■ TASK TO COMPLETE: Reproduce all of the data that follows, character for character.

■ RAW DATA:
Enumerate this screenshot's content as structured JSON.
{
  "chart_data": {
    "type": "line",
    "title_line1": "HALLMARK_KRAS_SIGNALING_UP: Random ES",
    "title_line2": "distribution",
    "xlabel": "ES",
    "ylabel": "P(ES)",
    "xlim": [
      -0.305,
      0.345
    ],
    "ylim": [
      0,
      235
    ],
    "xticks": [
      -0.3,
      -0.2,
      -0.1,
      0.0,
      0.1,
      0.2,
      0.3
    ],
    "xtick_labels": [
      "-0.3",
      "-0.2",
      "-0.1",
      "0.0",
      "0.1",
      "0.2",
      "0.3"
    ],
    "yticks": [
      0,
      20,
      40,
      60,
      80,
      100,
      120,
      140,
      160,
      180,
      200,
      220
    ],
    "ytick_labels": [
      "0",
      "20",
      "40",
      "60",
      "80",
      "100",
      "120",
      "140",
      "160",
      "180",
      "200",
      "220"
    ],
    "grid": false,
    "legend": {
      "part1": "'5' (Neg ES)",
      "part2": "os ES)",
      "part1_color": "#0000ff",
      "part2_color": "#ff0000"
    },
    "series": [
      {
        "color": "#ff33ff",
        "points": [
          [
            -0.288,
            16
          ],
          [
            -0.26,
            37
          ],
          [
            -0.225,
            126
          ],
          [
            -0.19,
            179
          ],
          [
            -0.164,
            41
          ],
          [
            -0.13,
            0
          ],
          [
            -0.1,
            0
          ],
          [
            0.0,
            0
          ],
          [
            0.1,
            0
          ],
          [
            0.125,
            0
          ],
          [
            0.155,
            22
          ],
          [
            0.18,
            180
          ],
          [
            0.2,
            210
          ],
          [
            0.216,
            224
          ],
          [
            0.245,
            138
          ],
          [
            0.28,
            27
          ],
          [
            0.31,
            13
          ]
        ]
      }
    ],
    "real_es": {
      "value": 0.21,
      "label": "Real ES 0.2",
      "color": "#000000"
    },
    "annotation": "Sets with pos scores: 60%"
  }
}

■ EXERCISE SOLUTION:
Enumerate this screenshot's content as structured JSON.
{
  "chart_data": {
    "type": "line",
    "title_line1": "HALLMARK_KRAS_SIGNALING_UP: Random ES",
    "title_line2": "distribution",
    "xlabel": "ES",
    "ylabel": "P(ES)",
    "xlim": [
      -0.305,
      0.345
    ],
    "ylim": [
      0,
      235
    ],
    "xticks": [
      -0.3,
      -0.2,
      -0.1,
      0.0,
      0.1,
      0.2,
      0.3
    ],
    "xtick_labels": [
      "-0.3",
      "-0.2",
      "-0.1",
      "0.0",
      "0.1",
      "0.2",
      "0.3"
    ],
    "yticks": [
      0,
      20,
      40,
      60,
      80,
      100,
      120,
      140,
      160,
      180,
      200,
      220
    ],
    "ytick_labels": [
      "0",
      "20",
      "40",
      "60",
      "80",
      "100",
      "120",
      "140",
      "160",
      "180",
      "200",
      "220"
    ],
    "grid": false,
    "legend": {
      "part1": "'5' (Neg ES)",
      "part2": "os ES)",
      "part1_color": "#0000ff",
      "part2_color": "#ff0000"
    },
    "series": [
      {
        "color": "#ff33ff",
        "points": [
          [
            -0.288,
            16
          ],
          [
            -0.26,
            37
          ],
          [
            -0.225,
            126
          ],
          [
            -0.19,
            179
          ],
          [
            -0.164,
            41
          ],
          [
            -0.13,
            0
          ],
          [
            -0.1,
            0
          ],
          [
            0.0,
            0
          ],
          [
            0.1,
            0
          ],
          [
            0.125,
            0
          ],
          [
            0.155,
            22
          ],
          [
            0.18,
            180
          ],
          [
            0.2,
            210
          ],
          [
            0.216,
            224
          ],
          [
            0.245,
            138
          ],
          [
            0.28,
            27
          ],
          [
            0.31,
            13
          ]
        ]
      }
    ],
    "real_es": {
      "value": 0.21,
      "label": "Real ES 0.2",
      "color": "#000000"
    },
    "annotation": "Sets with pos scores: 60%"
  }
}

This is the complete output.